Set down each record exactly as written.

(Records from a data collection)

★ ★ ★ ★

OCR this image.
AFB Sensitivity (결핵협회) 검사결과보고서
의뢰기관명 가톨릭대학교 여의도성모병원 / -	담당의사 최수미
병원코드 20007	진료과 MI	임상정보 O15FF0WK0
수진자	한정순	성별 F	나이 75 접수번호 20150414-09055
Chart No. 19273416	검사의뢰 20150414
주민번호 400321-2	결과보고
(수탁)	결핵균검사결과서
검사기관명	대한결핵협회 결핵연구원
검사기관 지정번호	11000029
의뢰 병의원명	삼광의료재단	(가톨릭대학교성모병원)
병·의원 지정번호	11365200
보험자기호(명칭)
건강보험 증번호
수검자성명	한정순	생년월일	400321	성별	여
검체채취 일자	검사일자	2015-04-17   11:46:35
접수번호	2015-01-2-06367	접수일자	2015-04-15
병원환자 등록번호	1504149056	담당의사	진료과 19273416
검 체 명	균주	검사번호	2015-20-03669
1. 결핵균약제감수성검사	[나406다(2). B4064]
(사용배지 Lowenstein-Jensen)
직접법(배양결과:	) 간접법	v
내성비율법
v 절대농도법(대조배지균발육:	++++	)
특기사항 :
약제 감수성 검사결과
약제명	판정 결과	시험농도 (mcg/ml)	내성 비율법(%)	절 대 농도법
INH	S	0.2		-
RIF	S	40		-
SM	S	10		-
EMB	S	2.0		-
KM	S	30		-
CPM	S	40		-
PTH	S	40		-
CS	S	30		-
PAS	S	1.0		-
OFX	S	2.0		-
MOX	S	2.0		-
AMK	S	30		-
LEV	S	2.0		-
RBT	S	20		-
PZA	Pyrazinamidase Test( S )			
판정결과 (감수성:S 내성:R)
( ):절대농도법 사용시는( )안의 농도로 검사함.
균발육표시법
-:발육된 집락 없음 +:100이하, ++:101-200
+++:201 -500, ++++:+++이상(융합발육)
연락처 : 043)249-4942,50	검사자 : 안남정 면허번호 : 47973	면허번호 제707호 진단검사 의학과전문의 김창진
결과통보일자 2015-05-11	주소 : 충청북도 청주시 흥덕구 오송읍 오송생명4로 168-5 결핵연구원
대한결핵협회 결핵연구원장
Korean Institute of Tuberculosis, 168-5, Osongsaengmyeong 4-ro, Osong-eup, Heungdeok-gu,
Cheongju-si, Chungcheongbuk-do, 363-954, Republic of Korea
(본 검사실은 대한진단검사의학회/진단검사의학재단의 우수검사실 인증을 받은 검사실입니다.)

★ ★ ★ ★

**Response:**
OCR this image.
AFB Sensitivity (결핵협회) 검사결과보고서
의뢰기관명 가톨릭대학교 여의도성모병원 / -	담당의사 최수미
병원코드 20007	진료과 MI	임상정보 O15FF0WK0
수진자	한정순	성별 F	나이 75 접수번호 20150414-09055
Chart No. 19273416	검사의뢰 20150414
주민번호 400321-2	결과보고
(수탁)	결핵균검사결과서
검사기관명	대한결핵협회 결핵연구원
검사기관 지정번호	11000029
의뢰 병의원명	삼광의료재단	(가톨릭대학교성모병원)
병·의원 지정번호	11365200
보험자기호(명칭)
건강보험 증번호
수검자성명	한정순	생년월일	400321	성별	여
검체채취 일자	검사일자	2015-04-17   11:46:35
접수번호	2015-01-2-06367	접수일자	2015-04-15
병원환자 등록번호	1504149056	담당의사	진료과 19273416
검 체 명	균주	검사번호	2015-20-03669
1. 결핵균약제감수성검사	[나406다(2). B4064]
(사용배지 Lowenstein-Jensen)
직접법(배양결과:	) 간접법	v
내성비율법
v 절대농도법(대조배지균발육:	++++	)
특기사항 :
약제 감수성 검사결과
약제명	판정 결과	시험농도 (mcg/ml)	내성 비율법(%)	절 대 농도법
INH	S	0.2		-
RIF	S	40		-
SM	S	10		-
EMB	S	2.0		-
KM	S	30		-
CPM	S	40		-
PTH	S	40		-
CS	S	30		-
PAS	S	1.0		-
OFX	S	2.0		-
MOX	S	2.0		-
AMK	S	30		-
LEV	S	2.0		-
RBT	S	20		-
PZA	Pyrazinamidase Test( S )			
판정결과 (감수성:S 내성:R)
( ):절대농도법 사용시는( )안의 농도로 검사함.
균발육표시법
-:발육된 집락 없음 +:100이하, ++:101-200
+++:201 -500, ++++:+++이상(융합발육)
연락처 : 043)249-4942,50	검사자 : 안남정 면허번호 : 47973	면허번호 제707호 진단검사 의학과전문의 김창진
결과통보일자 2015-05-11	주소 : 충청북도 청주시 흥덕구 오송읍 오송생명4로 168-5 결핵연구원
대한결핵협회 결핵연구원장
Korean Institute of Tuberculosis, 168-5, Osongsaengmyeong 4-ro, Osong-eup, Heungdeok-gu,
Cheongju-si, Chungcheongbuk-do, 363-954, Republic of Korea
(본 검사실은 대한진단검사의학회/진단검사의학재단의 우수검사실 인증을 받은 검사실입니다.)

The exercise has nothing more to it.